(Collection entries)
***

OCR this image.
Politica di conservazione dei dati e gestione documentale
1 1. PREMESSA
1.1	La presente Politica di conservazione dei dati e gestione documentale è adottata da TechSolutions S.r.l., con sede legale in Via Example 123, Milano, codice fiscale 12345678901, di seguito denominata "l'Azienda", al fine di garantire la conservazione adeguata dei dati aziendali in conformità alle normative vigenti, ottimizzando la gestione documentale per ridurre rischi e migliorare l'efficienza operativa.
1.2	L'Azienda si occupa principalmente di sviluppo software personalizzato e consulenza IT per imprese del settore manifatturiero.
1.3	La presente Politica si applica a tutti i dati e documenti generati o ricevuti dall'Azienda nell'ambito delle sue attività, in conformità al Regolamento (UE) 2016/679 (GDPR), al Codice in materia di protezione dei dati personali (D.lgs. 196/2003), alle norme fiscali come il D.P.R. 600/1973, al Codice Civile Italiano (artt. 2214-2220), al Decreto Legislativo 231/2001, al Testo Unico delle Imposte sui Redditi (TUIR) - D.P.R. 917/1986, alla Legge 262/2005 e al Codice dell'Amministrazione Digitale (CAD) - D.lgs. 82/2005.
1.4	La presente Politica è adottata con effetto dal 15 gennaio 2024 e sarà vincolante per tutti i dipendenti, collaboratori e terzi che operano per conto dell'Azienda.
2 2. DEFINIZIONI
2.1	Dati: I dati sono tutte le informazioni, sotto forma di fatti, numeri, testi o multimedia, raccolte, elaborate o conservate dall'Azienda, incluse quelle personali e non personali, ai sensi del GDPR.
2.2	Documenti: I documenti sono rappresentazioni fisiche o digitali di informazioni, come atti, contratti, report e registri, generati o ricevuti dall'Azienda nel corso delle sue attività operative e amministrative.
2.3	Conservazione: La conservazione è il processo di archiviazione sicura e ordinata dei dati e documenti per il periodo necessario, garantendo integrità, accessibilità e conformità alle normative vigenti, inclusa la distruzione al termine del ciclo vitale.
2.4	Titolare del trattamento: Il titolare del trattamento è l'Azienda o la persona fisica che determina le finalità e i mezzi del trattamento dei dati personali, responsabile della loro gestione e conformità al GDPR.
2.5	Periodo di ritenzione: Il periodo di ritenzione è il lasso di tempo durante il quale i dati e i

***

Short exercise ->
Count the lines in which the string "documentale" appears, then report only that figure.

Task output ->
2